- _Input_:
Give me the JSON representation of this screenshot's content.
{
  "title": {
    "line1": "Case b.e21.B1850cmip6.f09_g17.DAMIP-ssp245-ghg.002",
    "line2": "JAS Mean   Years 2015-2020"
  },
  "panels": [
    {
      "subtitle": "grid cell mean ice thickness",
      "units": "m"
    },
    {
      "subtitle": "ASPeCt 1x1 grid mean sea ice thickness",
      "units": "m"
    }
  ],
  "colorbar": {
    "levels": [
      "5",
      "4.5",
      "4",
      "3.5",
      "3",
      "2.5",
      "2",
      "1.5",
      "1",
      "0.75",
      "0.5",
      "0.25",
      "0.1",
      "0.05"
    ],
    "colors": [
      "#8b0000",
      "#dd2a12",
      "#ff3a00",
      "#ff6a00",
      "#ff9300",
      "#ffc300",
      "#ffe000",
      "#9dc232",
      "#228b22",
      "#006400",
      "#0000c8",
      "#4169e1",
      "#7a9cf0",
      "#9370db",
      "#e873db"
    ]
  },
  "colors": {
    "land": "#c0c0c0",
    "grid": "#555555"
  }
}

- _What the exercise asks_:
Nothing may be left out: return each entry exactly as it reads.

- _Solved problem_:
Give me the JSON representation of this screenshot's content.
{
  "title": {
    "line1": "Case b.e21.B1850cmip6.f09_g17.DAMIP-ssp245-ghg.002",
    "line2": "JAS Mean   Years 2015-2020"
  },
  "panels": [
    {
      "subtitle": "grid cell mean ice thickness",
      "units": "m"
    },
    {
      "subtitle": "ASPeCt 1x1 grid mean sea ice thickness",
      "units": "m"
    }
  ],
  "colorbar": {
    "levels": [
      "5",
      "4.5",
      "4",
      "3.5",
      "3",
      "2.5",
      "2",
      "1.5",
      "1",
      "0.75",
      "0.5",
      "0.25",
      "0.1",
      "0.05"
    ],
    "colors": [
      "#8b0000",
      "#dd2a12",
      "#ff3a00",
      "#ff6a00",
      "#ff9300",
      "#ffc300",
      "#ffe000",
      "#9dc232",
      "#228b22",
      "#006400",
      "#0000c8",
      "#4169e1",
      "#7a9cf0",
      "#9370db",
      "#e873db"
    ]
  },
  "colors": {
    "land": "#c0c0c0",
    "grid": "#555555"
  }
}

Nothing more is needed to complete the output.